EXCERPT PROVIDED
++++++++

= Dennis Cockrum =

American actor

Dennis Cockrum is an American actor, best known for portraying Terry Milkovich on the American comedy-drama television series Shameless and appearing in over 100 films and television shows such as Firefly, Uncle Buck, Gangster Squad, Hail, Caesar!, and The West Wing.

== Life & career ==
Cockrum received an M.A. in Dramatic Arts from Eastern Michigan University.

Cockrum's first character role was in John Hughes's 1989 comedy Uncle Buck. He then went on to star in Extreme Movie, Rebound, Hail, Caesar!; and as Elmer Jackson in Gangster Squad, Detective Tom Farrell in The Glimmer Man, Mr. Sunday in Angels in Stardust and Uncle Billy in Downeast.

++++++++

CHALLENGES
• 1. List every character name that the article on Dennis Cockrum gives for roles he played, along with the title each role belongs to.
• 2. Extend the article on Dennis Cockrum with a few sentences that pick up after its last line.
The material after this point comes from a separate source and has no connection to the article on Dennis Cockrum.

++++++++

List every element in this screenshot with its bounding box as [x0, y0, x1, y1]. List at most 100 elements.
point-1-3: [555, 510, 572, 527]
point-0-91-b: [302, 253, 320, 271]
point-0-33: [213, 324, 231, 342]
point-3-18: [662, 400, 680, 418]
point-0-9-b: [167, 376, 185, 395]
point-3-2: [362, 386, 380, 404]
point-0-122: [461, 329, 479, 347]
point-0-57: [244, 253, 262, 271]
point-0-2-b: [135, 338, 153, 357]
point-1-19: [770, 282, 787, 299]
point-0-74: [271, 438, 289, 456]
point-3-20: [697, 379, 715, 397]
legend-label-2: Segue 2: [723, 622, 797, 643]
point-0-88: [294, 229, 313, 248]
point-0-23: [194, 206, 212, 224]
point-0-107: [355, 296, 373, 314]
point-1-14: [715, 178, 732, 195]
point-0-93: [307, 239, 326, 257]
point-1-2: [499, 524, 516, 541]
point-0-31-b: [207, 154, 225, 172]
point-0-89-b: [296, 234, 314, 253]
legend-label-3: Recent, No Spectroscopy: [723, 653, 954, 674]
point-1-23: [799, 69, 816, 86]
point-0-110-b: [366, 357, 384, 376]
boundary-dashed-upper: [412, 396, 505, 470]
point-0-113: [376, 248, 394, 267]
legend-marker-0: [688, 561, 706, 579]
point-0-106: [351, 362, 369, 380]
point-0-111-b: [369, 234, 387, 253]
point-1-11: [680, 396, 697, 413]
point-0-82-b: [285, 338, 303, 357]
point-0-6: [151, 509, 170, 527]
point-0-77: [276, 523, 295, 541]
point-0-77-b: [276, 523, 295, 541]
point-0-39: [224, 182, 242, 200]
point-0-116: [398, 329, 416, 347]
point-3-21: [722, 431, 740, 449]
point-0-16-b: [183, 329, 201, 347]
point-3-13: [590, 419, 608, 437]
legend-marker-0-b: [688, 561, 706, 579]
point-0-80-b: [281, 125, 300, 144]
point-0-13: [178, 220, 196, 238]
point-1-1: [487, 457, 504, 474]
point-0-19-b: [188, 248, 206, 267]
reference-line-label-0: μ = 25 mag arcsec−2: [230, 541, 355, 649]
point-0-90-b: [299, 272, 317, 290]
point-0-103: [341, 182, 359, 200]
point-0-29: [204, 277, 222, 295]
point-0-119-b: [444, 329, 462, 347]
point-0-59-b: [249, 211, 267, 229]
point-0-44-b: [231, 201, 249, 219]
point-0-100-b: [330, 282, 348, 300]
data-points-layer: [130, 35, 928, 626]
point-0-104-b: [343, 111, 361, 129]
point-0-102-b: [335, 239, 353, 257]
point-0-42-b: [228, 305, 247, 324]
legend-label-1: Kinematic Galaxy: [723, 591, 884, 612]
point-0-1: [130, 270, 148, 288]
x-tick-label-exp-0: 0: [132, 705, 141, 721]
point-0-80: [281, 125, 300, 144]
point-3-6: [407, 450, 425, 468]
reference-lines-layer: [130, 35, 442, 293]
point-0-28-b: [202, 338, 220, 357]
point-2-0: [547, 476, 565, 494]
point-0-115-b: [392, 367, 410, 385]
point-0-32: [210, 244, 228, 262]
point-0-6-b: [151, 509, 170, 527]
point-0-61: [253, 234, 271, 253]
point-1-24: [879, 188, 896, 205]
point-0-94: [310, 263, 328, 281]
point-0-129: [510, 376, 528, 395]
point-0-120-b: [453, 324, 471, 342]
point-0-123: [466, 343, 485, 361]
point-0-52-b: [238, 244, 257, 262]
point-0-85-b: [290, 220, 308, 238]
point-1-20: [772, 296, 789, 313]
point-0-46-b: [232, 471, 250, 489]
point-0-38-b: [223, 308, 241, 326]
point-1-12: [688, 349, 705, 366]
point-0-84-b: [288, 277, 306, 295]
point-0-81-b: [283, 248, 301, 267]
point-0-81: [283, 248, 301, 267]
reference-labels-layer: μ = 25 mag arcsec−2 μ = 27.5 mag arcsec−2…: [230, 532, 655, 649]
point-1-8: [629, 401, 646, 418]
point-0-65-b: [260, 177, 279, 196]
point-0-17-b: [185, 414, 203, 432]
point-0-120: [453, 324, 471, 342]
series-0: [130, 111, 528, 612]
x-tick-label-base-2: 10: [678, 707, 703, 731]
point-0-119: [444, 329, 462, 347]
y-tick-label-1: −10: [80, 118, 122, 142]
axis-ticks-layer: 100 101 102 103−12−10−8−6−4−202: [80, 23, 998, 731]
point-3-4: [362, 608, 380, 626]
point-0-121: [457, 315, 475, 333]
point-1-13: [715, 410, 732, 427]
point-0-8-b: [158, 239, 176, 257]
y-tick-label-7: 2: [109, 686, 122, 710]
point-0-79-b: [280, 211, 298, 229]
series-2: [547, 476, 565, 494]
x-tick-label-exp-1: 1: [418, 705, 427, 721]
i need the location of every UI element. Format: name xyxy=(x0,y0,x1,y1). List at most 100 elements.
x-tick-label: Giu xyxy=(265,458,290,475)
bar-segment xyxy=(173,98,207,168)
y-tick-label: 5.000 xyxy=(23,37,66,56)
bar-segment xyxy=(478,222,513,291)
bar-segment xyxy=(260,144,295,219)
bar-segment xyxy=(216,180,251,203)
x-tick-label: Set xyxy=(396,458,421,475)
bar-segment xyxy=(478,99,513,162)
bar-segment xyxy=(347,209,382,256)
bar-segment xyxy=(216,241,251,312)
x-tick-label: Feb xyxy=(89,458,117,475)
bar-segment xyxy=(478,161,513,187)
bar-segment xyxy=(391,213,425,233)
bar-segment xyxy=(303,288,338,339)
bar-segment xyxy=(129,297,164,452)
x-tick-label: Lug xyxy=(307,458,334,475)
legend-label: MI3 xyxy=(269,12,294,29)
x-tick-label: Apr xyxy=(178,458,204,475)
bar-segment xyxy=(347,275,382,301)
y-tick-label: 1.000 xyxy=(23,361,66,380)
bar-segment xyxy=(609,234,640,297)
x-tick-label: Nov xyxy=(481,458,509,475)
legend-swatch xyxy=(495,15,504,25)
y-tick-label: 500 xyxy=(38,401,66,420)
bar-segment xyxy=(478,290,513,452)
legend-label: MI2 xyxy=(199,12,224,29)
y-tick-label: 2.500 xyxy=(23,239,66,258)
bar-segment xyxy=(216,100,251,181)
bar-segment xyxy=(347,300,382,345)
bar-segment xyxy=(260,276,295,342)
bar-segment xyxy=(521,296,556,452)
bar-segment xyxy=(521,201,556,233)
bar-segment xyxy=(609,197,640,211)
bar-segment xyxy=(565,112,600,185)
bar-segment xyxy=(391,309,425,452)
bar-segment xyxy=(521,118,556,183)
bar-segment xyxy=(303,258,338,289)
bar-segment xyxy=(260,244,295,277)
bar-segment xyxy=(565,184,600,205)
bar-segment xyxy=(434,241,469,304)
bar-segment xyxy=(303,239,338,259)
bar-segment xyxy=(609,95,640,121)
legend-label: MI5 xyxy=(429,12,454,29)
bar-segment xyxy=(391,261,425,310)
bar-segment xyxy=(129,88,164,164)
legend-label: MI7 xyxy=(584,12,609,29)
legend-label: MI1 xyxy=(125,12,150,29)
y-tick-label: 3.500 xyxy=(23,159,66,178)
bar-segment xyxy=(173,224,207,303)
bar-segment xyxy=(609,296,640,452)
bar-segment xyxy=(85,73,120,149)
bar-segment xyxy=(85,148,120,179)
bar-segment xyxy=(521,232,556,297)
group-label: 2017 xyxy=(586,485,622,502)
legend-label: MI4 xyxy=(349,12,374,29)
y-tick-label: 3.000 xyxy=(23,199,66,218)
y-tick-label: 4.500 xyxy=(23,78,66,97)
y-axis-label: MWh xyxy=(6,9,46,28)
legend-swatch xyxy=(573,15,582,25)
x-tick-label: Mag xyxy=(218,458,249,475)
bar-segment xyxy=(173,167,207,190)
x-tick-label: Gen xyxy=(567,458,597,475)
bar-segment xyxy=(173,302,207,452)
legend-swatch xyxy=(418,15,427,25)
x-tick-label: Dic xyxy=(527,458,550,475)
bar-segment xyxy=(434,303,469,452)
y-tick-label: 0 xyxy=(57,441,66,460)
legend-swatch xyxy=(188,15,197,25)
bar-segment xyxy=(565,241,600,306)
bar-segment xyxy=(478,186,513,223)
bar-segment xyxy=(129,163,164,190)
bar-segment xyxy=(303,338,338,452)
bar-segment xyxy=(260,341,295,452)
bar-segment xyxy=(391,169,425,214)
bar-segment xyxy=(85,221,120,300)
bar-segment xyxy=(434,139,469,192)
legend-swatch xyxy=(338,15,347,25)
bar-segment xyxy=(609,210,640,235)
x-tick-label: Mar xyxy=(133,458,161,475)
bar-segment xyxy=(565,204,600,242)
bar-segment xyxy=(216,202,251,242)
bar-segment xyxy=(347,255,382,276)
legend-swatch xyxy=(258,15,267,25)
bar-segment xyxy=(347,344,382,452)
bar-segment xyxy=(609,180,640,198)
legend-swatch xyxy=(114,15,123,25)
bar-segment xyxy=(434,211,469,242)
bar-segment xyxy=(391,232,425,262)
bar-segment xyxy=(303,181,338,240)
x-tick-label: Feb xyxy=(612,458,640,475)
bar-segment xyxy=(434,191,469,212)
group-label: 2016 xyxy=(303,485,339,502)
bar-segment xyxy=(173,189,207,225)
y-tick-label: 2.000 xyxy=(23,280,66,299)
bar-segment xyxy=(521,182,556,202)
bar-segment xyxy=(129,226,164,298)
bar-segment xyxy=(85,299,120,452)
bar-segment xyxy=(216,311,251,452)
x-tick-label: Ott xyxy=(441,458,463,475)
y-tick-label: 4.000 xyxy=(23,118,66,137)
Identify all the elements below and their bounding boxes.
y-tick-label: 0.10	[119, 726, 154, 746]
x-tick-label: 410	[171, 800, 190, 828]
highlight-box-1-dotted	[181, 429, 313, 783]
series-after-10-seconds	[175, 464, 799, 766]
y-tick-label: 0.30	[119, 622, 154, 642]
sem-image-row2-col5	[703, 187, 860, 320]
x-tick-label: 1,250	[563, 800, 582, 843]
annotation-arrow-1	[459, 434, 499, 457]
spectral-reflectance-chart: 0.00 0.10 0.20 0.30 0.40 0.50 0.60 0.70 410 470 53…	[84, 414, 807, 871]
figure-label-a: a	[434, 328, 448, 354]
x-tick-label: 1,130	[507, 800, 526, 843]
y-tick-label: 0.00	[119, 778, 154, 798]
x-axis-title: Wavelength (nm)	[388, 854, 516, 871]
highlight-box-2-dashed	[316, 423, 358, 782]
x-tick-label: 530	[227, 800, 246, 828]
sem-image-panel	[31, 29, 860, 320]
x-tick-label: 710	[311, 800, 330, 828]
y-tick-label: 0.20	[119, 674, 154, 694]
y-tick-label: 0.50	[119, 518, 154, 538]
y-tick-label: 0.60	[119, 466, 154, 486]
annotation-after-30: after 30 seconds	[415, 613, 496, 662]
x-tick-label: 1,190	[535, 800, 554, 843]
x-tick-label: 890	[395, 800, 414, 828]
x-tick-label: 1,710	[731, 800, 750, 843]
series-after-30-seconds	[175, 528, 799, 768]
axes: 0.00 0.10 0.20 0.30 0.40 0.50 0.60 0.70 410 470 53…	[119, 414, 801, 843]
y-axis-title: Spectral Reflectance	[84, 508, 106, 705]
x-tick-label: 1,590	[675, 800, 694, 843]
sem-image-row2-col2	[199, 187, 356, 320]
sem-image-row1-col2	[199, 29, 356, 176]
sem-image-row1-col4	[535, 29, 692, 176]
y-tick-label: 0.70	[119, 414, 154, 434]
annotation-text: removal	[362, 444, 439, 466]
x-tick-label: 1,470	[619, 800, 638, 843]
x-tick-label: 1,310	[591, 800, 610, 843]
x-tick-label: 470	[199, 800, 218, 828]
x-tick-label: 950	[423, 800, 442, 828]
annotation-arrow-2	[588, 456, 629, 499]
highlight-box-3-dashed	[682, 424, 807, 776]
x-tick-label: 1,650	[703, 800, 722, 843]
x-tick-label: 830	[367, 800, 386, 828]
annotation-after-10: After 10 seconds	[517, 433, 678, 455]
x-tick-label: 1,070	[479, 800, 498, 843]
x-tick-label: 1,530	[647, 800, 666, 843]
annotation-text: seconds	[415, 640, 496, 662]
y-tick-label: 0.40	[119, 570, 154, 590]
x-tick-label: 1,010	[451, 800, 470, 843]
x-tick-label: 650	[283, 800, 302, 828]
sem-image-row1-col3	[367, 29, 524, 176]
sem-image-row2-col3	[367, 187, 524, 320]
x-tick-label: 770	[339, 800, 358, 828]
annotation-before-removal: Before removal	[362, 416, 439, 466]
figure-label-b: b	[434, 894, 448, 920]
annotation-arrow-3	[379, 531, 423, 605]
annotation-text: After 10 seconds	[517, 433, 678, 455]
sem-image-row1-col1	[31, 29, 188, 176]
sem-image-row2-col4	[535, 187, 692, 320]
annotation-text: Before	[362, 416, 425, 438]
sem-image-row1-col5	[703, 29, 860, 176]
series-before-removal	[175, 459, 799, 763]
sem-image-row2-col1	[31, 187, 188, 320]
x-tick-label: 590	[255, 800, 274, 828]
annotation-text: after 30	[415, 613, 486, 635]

++++++++

RESULTS FOR EACH TASK
• 1.
- Terry Milkovich (Shameless)
- Elmer Jackson (Gangster Squad)
- Detective Tom Farrell (The Glimmer Man)
- Mr. Sunday (Angels in Stardust)
- Uncle Billy (Downeast)

• 2.
Cockrum has also appeared on stage. For his first performance in Tom Stoppard's play Rosencrantz and Guildenstern Are Dead, Cockram received the Joseph Jefferson Award.

He performed in the original 2006 Broadway play Frost/Nixon by British playwright Peter Morgan; and regional productions such as Dead End by Sidney Kingsley at the Ahmanson Theatrein Los Angeles, Lincoln Park Zoo by Richard Strand at Geva Theatre, Amadeus by Peter Shaffer, Private Lives by Noël Coward, and Crimes of the Heart by Beth Henley at Snowmass Repertory in Colorado. In June 2025, Cockrum starred in the production Golden Leaf Ragtime Blues by Charles Smith.

In a June 2021 interview with Brett Allan, Cockrum stated that he has been a member of SAG-AFTRA for forty years. He is also a member of the A.E.A. and the Academy of Television Arts & Sciences. Cockrum is the father of actress Stella Cockrum.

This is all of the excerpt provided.